Short problem: Identify each line holding the string "segregated" and copy it.
Start The data
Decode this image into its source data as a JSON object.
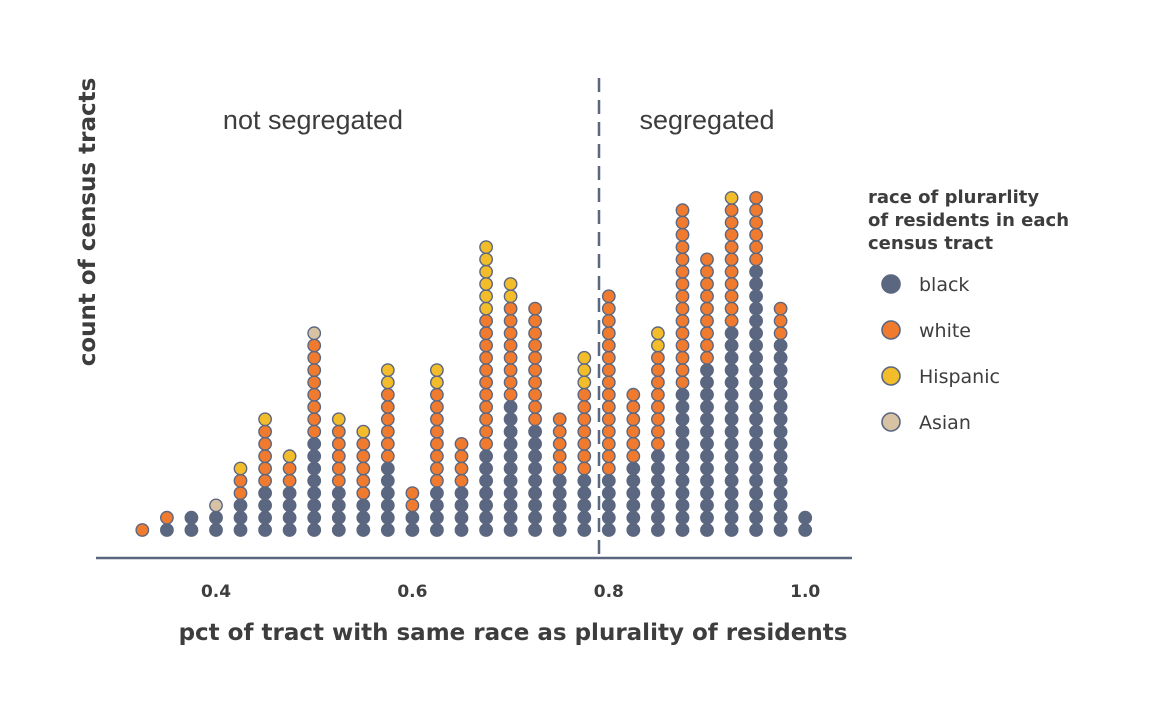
{
  "chart_data": {
    "type": "dot-histogram",
    "title": "",
    "xlabel": "pct of tract with same race as plurality of residents",
    "ylabel": "count of census tracts",
    "xlim": [
      0.32,
      1.02
    ],
    "x_ticks": [
      "0.4",
      "0.6",
      "0.8",
      "1.0"
    ],
    "x_tick_values": [
      0.4,
      0.6,
      0.8,
      1.0
    ],
    "threshold": 0.79,
    "region_labels": {
      "left": "not segregated",
      "right": "segregated"
    },
    "grid": false,
    "legend": {
      "title": [
        "race of plurarlity",
        "of residents in each",
        "census tract"
      ],
      "placement": "right",
      "items": [
        {
          "key": "black",
          "label": "black",
          "color": "#5b6780"
        },
        {
          "key": "white",
          "label": "white",
          "color": "#f07a2e"
        },
        {
          "key": "hispanic",
          "label": "Hispanic",
          "color": "#f2bc2a"
        },
        {
          "key": "asian",
          "label": "Asian",
          "color": "#d8c2a4"
        }
      ]
    },
    "series_order": [
      "black",
      "white",
      "hispanic",
      "asian"
    ],
    "bins": [
      {
        "x": 0.325,
        "black": 0,
        "white": 1,
        "hispanic": 0,
        "asian": 0
      },
      {
        "x": 0.35,
        "black": 1,
        "white": 1,
        "hispanic": 0,
        "asian": 0
      },
      {
        "x": 0.375,
        "black": 2,
        "white": 0,
        "hispanic": 0,
        "asian": 0
      },
      {
        "x": 0.4,
        "black": 2,
        "white": 0,
        "hispanic": 0,
        "asian": 1
      },
      {
        "x": 0.425,
        "black": 3,
        "white": 2,
        "hispanic": 1,
        "asian": 0
      },
      {
        "x": 0.45,
        "black": 4,
        "white": 5,
        "hispanic": 1,
        "asian": 0
      },
      {
        "x": 0.475,
        "black": 4,
        "white": 2,
        "hispanic": 1,
        "asian": 0
      },
      {
        "x": 0.5,
        "black": 8,
        "white": 8,
        "hispanic": 0,
        "asian": 1
      },
      {
        "x": 0.525,
        "black": 4,
        "white": 5,
        "hispanic": 1,
        "asian": 0
      },
      {
        "x": 0.55,
        "black": 3,
        "white": 5,
        "hispanic": 1,
        "asian": 0
      },
      {
        "x": 0.575,
        "black": 6,
        "white": 6,
        "hispanic": 2,
        "asian": 0
      },
      {
        "x": 0.6,
        "black": 2,
        "white": 2,
        "hispanic": 0,
        "asian": 0
      },
      {
        "x": 0.625,
        "black": 4,
        "white": 8,
        "hispanic": 2,
        "asian": 0
      },
      {
        "x": 0.65,
        "black": 4,
        "white": 4,
        "hispanic": 0,
        "asian": 0
      },
      {
        "x": 0.675,
        "black": 7,
        "white": 11,
        "hispanic": 6,
        "asian": 0
      },
      {
        "x": 0.7,
        "black": 11,
        "white": 8,
        "hispanic": 2,
        "asian": 0
      },
      {
        "x": 0.725,
        "black": 9,
        "white": 10,
        "hispanic": 0,
        "asian": 0
      },
      {
        "x": 0.75,
        "black": 5,
        "white": 5,
        "hispanic": 0,
        "asian": 0
      },
      {
        "x": 0.775,
        "black": 5,
        "white": 7,
        "hispanic": 3,
        "asian": 0
      },
      {
        "x": 0.8,
        "black": 5,
        "white": 15,
        "hispanic": 0,
        "asian": 0
      },
      {
        "x": 0.825,
        "black": 6,
        "white": 6,
        "hispanic": 0,
        "asian": 0
      },
      {
        "x": 0.85,
        "black": 7,
        "white": 8,
        "hispanic": 2,
        "asian": 0
      },
      {
        "x": 0.875,
        "black": 12,
        "white": 15,
        "hispanic": 0,
        "asian": 0
      },
      {
        "x": 0.9,
        "black": 14,
        "white": 9,
        "hispanic": 0,
        "asian": 0
      },
      {
        "x": 0.925,
        "black": 17,
        "white": 10,
        "hispanic": 1,
        "asian": 0
      },
      {
        "x": 0.95,
        "black": 22,
        "white": 6,
        "hispanic": 0,
        "asian": 0
      },
      {
        "x": 0.975,
        "black": 16,
        "white": 3,
        "hispanic": 0,
        "asian": 0
      },
      {
        "x": 1.0,
        "black": 2,
        "white": 0,
        "hispanic": 0,
        "asian": 0
      }
    ]
  }
}
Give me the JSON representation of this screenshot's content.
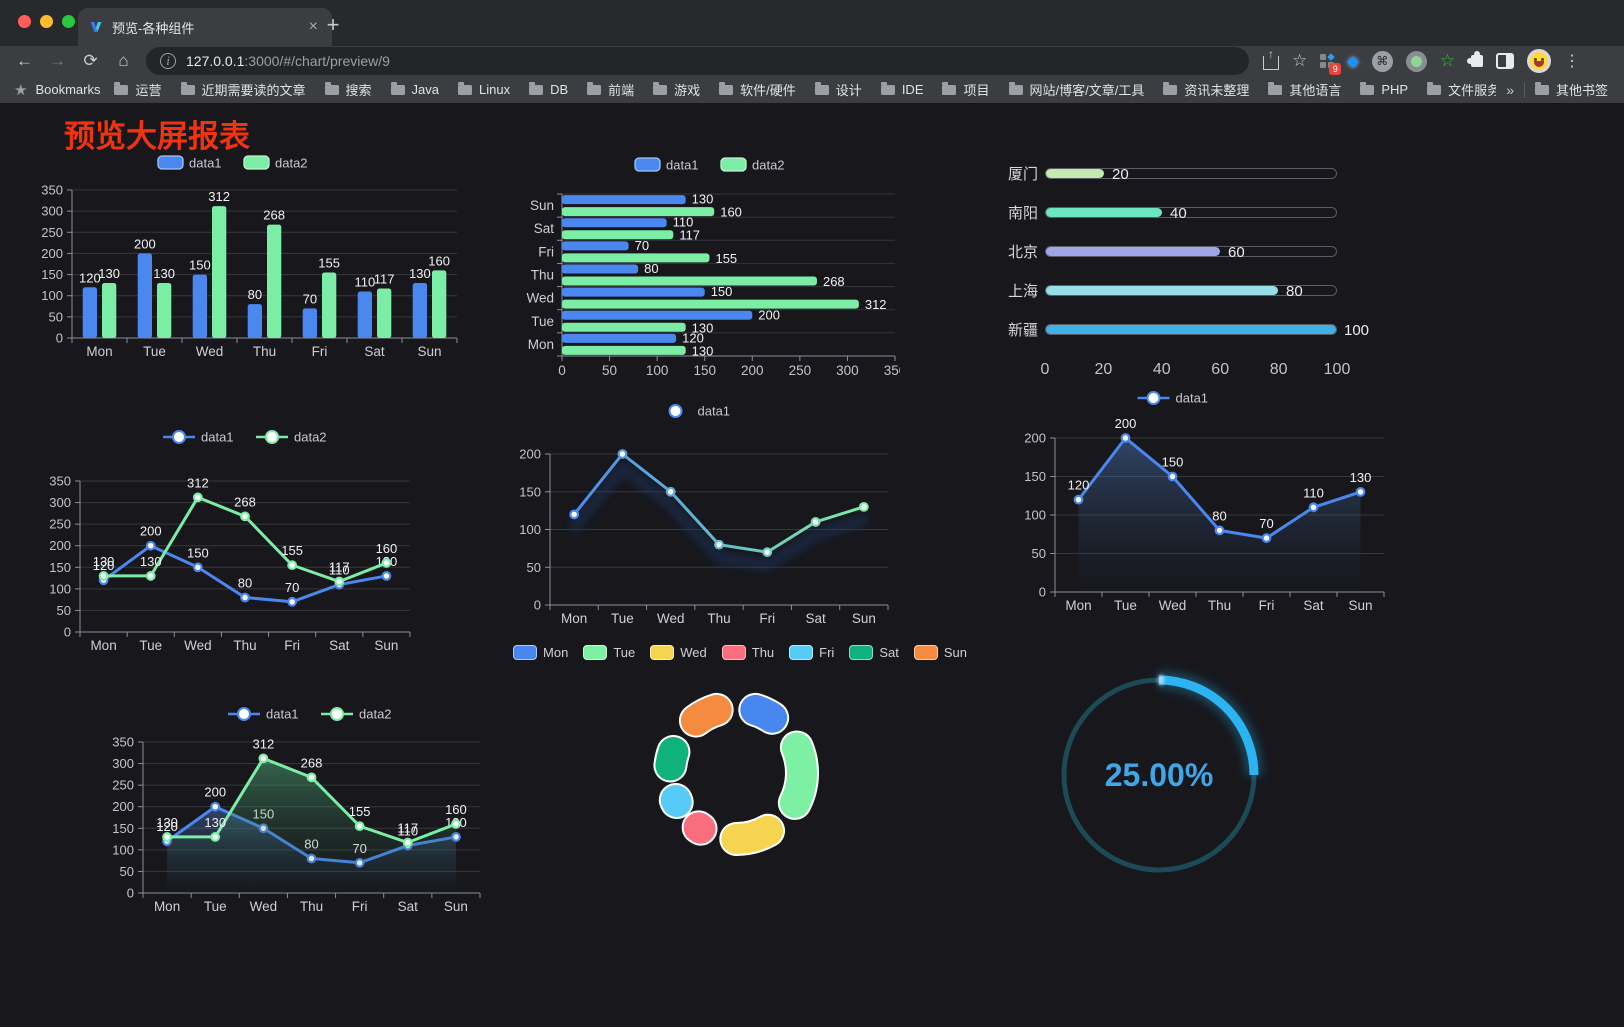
{
  "browser": {
    "tab_title": "预览-各种组件",
    "url_host": "127.0.0.1",
    "url_rest": ":3000/#/chart/preview/9",
    "bookmarks_label": "Bookmarks",
    "bookmarks": [
      "运营",
      "近期需要读的文章",
      "搜索",
      "Java",
      "Linux",
      "DB",
      "前端",
      "游戏",
      "软件/硬件",
      "设计",
      "IDE",
      "项目",
      "网站/博客/文章/工具",
      "资讯未整理",
      "其他语言",
      "PHP",
      "文件服务器"
    ],
    "bookmarks_overflow": "»",
    "other_bookmarks": "其他书签",
    "extension_badge": "9",
    "new_tab_label": "+",
    "tab_close_label": "×"
  },
  "page": {
    "title": "预览大屏报表"
  },
  "chart_data": [
    {
      "id": "bar-vertical",
      "type": "bar",
      "categories": [
        "Mon",
        "Tue",
        "Wed",
        "Thu",
        "Fri",
        "Sat",
        "Sun"
      ],
      "series": [
        {
          "name": "data1",
          "type": "bar",
          "color": "#4A87EE",
          "values": [
            120,
            200,
            150,
            80,
            70,
            110,
            130
          ]
        },
        {
          "name": "data2",
          "type": "bar",
          "color": "#7CEDA5",
          "values": [
            130,
            130,
            312,
            268,
            155,
            117,
            160
          ]
        }
      ],
      "ylim": [
        0,
        350
      ],
      "ystep": 50,
      "legend_position": "top",
      "grid": true
    },
    {
      "id": "bar-horizontal",
      "type": "bar-horizontal",
      "categories_top_to_bottom": [
        "Sun",
        "Sat",
        "Fri",
        "Thu",
        "Wed",
        "Tue",
        "Mon"
      ],
      "series": [
        {
          "name": "data1",
          "color": "#4A87EE",
          "values": [
            130,
            110,
            70,
            80,
            150,
            200,
            120
          ]
        },
        {
          "name": "data2",
          "color": "#7CEDA5",
          "values": [
            160,
            117,
            155,
            268,
            312,
            130,
            130
          ]
        }
      ],
      "xlim": [
        0,
        350
      ],
      "xstep": 50,
      "legend_position": "top"
    },
    {
      "id": "progress-bars",
      "type": "bar-progress",
      "items": [
        {
          "label": "厦门",
          "value": 20,
          "color": "#c4ebad"
        },
        {
          "label": "南阳",
          "value": 40,
          "color": "#6be6c1"
        },
        {
          "label": "北京",
          "value": 60,
          "color": "#a0a7e6"
        },
        {
          "label": "上海",
          "value": 80,
          "color": "#96dee8"
        },
        {
          "label": "新疆",
          "value": 100,
          "color": "#3fb1e3"
        }
      ],
      "xlim": [
        0,
        100
      ],
      "ticks": [
        0,
        20,
        40,
        60,
        80,
        100
      ]
    },
    {
      "id": "line-two-series",
      "type": "line",
      "categories": [
        "Mon",
        "Tue",
        "Wed",
        "Thu",
        "Fri",
        "Sat",
        "Sun"
      ],
      "series": [
        {
          "name": "data1",
          "color": "#4A87EE",
          "values": [
            120,
            200,
            150,
            80,
            70,
            110,
            130
          ]
        },
        {
          "name": "data2",
          "color": "#7CEDA5",
          "values": [
            130,
            130,
            312,
            268,
            155,
            117,
            160
          ]
        }
      ],
      "ylim": [
        0,
        350
      ],
      "ystep": 50,
      "legend_position": "top",
      "grid": true
    },
    {
      "id": "line-gradient",
      "type": "line",
      "categories": [
        "Mon",
        "Tue",
        "Wed",
        "Thu",
        "Fri",
        "Sat",
        "Sun"
      ],
      "series": [
        {
          "name": "data1",
          "color": "#4D8BF0",
          "color2": "#7CEDA5",
          "labels": false,
          "values": [
            120,
            200,
            150,
            80,
            70,
            110,
            130
          ]
        }
      ],
      "ylim": [
        0,
        200
      ],
      "ystep": 50,
      "legend_position": "top",
      "grid": true
    },
    {
      "id": "line-area",
      "type": "line",
      "categories": [
        "Mon",
        "Tue",
        "Wed",
        "Thu",
        "Fri",
        "Sat",
        "Sun"
      ],
      "series": [
        {
          "name": "data1",
          "color": "#4A87EE",
          "area": true,
          "values": [
            120,
            200,
            150,
            80,
            70,
            110,
            130
          ]
        }
      ],
      "ylim": [
        0,
        200
      ],
      "ystep": 50,
      "legend_position": "top",
      "grid": true
    },
    {
      "id": "line-area-two",
      "type": "line",
      "categories": [
        "Mon",
        "Tue",
        "Wed",
        "Thu",
        "Fri",
        "Sat",
        "Sun"
      ],
      "series": [
        {
          "name": "data1",
          "color": "#4A87EE",
          "area": true,
          "values": [
            120,
            200,
            150,
            80,
            70,
            110,
            130
          ]
        },
        {
          "name": "data2",
          "color": "#7CEDA5",
          "area": true,
          "values": [
            130,
            130,
            312,
            268,
            155,
            117,
            160
          ]
        }
      ],
      "ylim": [
        0,
        350
      ],
      "ystep": 50,
      "legend_position": "top",
      "grid": true
    },
    {
      "id": "pie-donut",
      "type": "pie",
      "categories": [
        "Mon",
        "Tue",
        "Wed",
        "Thu",
        "Fri",
        "Sat",
        "Sun"
      ],
      "values": [
        120,
        200,
        150,
        80,
        70,
        110,
        130
      ],
      "colors": [
        "#4886F0",
        "#7DF0A3",
        "#F5D550",
        "#FA6D7E",
        "#55CBF5",
        "#10B27C",
        "#F58B3E"
      ],
      "legend_position": "top",
      "donut": true
    },
    {
      "id": "gauge",
      "type": "gauge",
      "value": 25,
      "label": "25.00%",
      "color": "#2CB4F2",
      "track_color": "#1C4A57",
      "text_color": "#3FA6E8"
    }
  ]
}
End The data
Exercise response:
      "left": "not segregated",
      "right": "segregated"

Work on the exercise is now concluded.